__Direction__:
Provide only the number of lines in the records below that include "dischi".
────────────────────
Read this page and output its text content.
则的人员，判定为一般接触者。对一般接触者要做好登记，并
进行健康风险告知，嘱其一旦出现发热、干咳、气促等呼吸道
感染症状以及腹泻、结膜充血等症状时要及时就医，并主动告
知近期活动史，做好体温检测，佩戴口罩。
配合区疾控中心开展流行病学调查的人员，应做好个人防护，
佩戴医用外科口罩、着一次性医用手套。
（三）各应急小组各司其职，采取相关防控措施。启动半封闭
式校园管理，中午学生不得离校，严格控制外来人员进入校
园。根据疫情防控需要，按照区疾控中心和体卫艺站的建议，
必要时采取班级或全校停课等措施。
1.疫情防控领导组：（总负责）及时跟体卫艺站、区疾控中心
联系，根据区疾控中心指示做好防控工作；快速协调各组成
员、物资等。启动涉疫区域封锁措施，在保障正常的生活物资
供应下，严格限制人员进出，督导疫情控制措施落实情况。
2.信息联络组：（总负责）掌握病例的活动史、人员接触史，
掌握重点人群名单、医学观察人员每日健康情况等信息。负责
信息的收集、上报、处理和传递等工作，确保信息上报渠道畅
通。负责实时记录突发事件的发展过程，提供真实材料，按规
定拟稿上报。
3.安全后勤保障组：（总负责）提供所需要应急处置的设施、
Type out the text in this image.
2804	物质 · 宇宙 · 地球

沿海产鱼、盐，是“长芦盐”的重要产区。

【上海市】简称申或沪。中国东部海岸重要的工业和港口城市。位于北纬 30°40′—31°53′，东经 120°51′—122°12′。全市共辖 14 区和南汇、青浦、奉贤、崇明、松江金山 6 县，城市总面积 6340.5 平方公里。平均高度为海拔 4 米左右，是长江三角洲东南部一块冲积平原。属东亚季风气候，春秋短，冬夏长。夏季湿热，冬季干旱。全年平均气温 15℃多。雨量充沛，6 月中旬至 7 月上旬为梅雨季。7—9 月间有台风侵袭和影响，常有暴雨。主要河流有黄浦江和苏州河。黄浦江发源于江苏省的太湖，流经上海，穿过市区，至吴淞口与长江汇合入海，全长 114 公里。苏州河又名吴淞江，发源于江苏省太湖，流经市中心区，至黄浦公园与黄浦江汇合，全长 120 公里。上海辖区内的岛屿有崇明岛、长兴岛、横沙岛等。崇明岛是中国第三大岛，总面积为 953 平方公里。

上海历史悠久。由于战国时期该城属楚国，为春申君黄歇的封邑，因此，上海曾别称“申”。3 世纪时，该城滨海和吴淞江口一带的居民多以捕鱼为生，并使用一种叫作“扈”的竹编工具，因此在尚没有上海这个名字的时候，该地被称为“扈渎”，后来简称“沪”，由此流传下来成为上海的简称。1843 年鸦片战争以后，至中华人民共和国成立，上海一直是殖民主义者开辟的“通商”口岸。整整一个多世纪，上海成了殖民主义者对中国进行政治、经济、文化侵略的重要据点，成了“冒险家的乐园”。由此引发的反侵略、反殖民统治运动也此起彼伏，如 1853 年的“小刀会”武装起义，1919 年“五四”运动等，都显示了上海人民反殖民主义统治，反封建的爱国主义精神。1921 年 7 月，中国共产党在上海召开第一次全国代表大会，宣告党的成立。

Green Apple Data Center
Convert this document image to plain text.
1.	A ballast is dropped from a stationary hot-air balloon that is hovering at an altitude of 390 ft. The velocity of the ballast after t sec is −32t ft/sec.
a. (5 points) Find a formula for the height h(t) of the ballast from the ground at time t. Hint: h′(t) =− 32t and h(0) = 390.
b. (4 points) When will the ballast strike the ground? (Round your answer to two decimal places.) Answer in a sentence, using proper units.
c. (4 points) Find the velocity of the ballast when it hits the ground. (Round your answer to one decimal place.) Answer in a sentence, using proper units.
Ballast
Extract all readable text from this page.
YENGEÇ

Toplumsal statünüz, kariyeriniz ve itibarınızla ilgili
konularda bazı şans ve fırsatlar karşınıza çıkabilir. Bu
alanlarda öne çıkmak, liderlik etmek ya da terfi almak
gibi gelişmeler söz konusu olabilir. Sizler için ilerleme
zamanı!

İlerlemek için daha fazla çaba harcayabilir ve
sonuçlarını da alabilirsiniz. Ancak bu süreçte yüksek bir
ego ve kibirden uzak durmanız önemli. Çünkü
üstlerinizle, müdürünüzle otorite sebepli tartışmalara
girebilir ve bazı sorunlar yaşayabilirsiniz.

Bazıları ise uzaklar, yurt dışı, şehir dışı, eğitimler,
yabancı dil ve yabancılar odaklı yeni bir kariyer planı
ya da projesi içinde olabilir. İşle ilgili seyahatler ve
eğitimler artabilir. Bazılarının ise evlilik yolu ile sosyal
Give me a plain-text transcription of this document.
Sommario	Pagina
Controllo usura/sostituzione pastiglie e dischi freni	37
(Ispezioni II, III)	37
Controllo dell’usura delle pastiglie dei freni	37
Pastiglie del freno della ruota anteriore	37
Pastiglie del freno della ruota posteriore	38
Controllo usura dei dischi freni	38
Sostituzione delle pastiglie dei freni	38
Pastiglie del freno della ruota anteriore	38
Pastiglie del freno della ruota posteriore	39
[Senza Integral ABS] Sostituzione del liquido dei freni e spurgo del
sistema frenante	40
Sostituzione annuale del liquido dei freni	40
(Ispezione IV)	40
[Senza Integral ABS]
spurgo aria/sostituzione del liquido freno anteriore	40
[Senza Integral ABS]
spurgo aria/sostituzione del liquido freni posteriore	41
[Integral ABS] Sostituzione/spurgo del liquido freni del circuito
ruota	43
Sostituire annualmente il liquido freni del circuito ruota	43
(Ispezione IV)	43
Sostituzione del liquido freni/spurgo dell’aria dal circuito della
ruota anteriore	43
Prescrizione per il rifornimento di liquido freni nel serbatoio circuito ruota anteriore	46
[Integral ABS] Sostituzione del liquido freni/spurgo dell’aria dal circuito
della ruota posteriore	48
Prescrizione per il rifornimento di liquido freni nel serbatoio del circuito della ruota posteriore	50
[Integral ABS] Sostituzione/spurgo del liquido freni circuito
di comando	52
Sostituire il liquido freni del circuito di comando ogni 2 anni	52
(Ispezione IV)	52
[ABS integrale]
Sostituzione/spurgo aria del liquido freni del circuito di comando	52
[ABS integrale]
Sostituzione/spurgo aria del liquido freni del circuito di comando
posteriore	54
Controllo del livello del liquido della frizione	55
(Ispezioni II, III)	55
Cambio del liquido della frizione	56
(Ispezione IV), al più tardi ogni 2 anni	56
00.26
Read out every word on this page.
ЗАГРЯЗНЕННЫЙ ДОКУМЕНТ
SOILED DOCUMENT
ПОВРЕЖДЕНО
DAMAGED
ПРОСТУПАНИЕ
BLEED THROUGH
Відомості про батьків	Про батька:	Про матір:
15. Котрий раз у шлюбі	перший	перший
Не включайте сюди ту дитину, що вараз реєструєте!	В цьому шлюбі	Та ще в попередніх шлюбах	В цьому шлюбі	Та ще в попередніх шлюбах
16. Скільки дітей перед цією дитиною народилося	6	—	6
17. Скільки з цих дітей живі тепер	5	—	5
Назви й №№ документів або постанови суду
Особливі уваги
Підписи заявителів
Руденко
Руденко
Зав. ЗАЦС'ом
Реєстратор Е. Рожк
────────────────────
__Output below__:
2